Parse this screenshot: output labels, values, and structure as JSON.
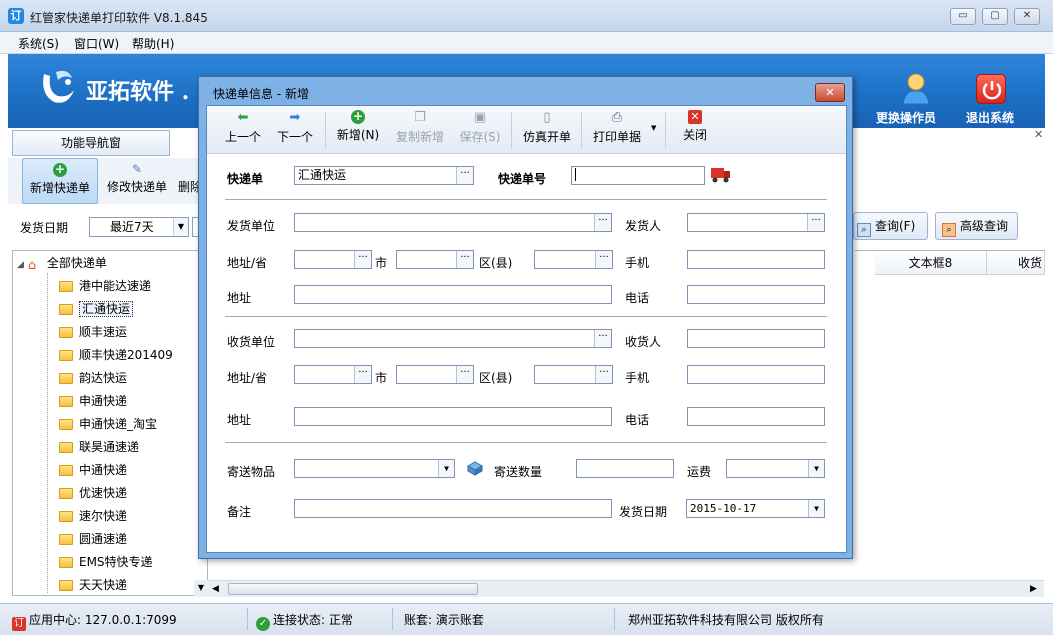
{
  "window": {
    "title": "红管家快递单打印软件 V8.1.845",
    "minimize": "▭",
    "maximize": "▢",
    "close": "✕"
  },
  "menu": {
    "system": "系统(S)",
    "window": "窗口(W)",
    "help": "帮助(H)"
  },
  "banner": {
    "brand": "亚拓软件 .",
    "switch_operator": "更换操作员",
    "exit_system": "退出系统"
  },
  "nav": {
    "title": "功能导航窗"
  },
  "toolbar": {
    "new_label": "新增快递单",
    "edit_label": "修改快递单",
    "delete_label": "删除"
  },
  "filter": {
    "date_label": "发货日期",
    "date_range": "最近7天",
    "query_label": "查询(F)",
    "advanced_query_label": "高级查询"
  },
  "tree": {
    "root": "全部快递单",
    "items": [
      "港中能达速递",
      "汇通快运",
      "顺丰速运",
      "顺丰快递201409",
      "韵达快运",
      "申通快递",
      "申通快递_淘宝",
      "联昊通速递",
      "中通快递",
      "优速快递",
      "速尔快递",
      "圆通速递",
      "EMS特快专递",
      "天天快递"
    ],
    "selected_index": 1
  },
  "grid": {
    "columns": [
      "文本框8",
      "收货"
    ]
  },
  "status": {
    "app_center": "应用中心: 127.0.0.1:7099",
    "connection": "连接状态: 正常",
    "account": "账套: 演示账套",
    "copyright": "郑州亚拓软件科技有限公司 版权所有"
  },
  "dialog": {
    "title": "快递单信息 - 新增",
    "toolbar": {
      "prev": "上一个",
      "next": "下一个",
      "add": "新增(N)",
      "copy_add": "复制新增",
      "save": "保存(S)",
      "template": "仿真开单",
      "print": "打印单据",
      "close": "关闭"
    },
    "courier_label": "快递单",
    "courier_value": "汇通快运",
    "tracking_label": "快递单号",
    "tracking_value": "",
    "sender": {
      "unit_label": "发货单位",
      "person_label": "发货人",
      "province_label": "地址/省",
      "city_label": "市",
      "district_label": "区(县)",
      "mobile_label": "手机",
      "address_label": "地址",
      "phone_label": "电话"
    },
    "receiver": {
      "unit_label": "收货单位",
      "person_label": "收货人",
      "province_label": "地址/省",
      "city_label": "市",
      "district_label": "区(县)",
      "mobile_label": "手机",
      "address_label": "地址",
      "phone_label": "电话"
    },
    "goods_label": "寄送物品",
    "quantity_label": "寄送数量",
    "freight_label": "运费",
    "remarks_label": "备注",
    "ship_date_label": "发货日期",
    "ship_date_value": "2015-10-17"
  },
  "colors": {
    "banner": "#1c6fc4",
    "dialog_frame": "#7eb1e6",
    "accent_green": "#2e9e3a"
  }
}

────────────────────────────────────────

* _Task to complete_: Quote the entries above word for word. Leave the images out.

* _Result_:
Parse this screenshot: output labels, values, and structure as JSON.
{
  "window": {
    "title": "红管家快递单打印软件 V8.1.845",
    "minimize": "▭",
    "maximize": "▢",
    "close": "✕"
  },
  "menu": {
    "system": "系统(S)",
    "window": "窗口(W)",
    "help": "帮助(H)"
  },
  "banner": {
    "brand": "亚拓软件 .",
    "switch_operator": "更换操作员",
    "exit_system": "退出系统"
  },
  "nav": {
    "title": "功能导航窗"
  },
  "toolbar": {
    "new_label": "新增快递单",
    "edit_label": "修改快递单",
    "delete_label": "删除"
  },
  "filter": {
    "date_label": "发货日期",
    "date_range": "最近7天",
    "query_label": "查询(F)",
    "advanced_query_label": "高级查询"
  },
  "tree": {
    "root": "全部快递单",
    "items": [
      "港中能达速递",
      "汇通快运",
      "顺丰速运",
      "顺丰快递201409",
      "韵达快运",
      "申通快递",
      "申通快递_淘宝",
      "联昊通速递",
      "中通快递",
      "优速快递",
      "速尔快递",
      "圆通速递",
      "EMS特快专递",
      "天天快递"
    ],
    "selected_index": 1
  },
  "grid": {
    "columns": [
      "文本框8",
      "收货"
    ]
  },
  "status": {
    "app_center": "应用中心: 127.0.0.1:7099",
    "connection": "连接状态: 正常",
    "account": "账套: 演示账套",
    "copyright": "郑州亚拓软件科技有限公司 版权所有"
  },
  "dialog": {
    "title": "快递单信息 - 新增",
    "toolbar": {
      "prev": "上一个",
      "next": "下一个",
      "add": "新增(N)",
      "copy_add": "复制新增",
      "save": "保存(S)",
      "template": "仿真开单",
      "print": "打印单据",
      "close": "关闭"
    },
    "courier_label": "快递单",
    "courier_value": "汇通快运",
    "tracking_label": "快递单号",
    "tracking_value": "",
    "sender": {
      "unit_label": "发货单位",
      "person_label": "发货人",
      "province_label": "地址/省",
      "city_label": "市",
      "district_label": "区(县)",
      "mobile_label": "手机",
      "address_label": "地址",
      "phone_label": "电话"
    },
    "receiver": {
      "unit_label": "收货单位",
      "person_label": "收货人",
      "province_label": "地址/省",
      "city_label": "市",
      "district_label": "区(县)",
      "mobile_label": "手机",
      "address_label": "地址",
      "phone_label": "电话"
    },
    "goods_label": "寄送物品",
    "quantity_label": "寄送数量",
    "freight_label": "运费",
    "remarks_label": "备注",
    "ship_date_label": "发货日期",
    "ship_date_value": "2015-10-17"
  },
  "colors": {
    "banner": "#1c6fc4",
    "dialog_frame": "#7eb1e6",
    "accent_green": "#2e9e3a"
  }
}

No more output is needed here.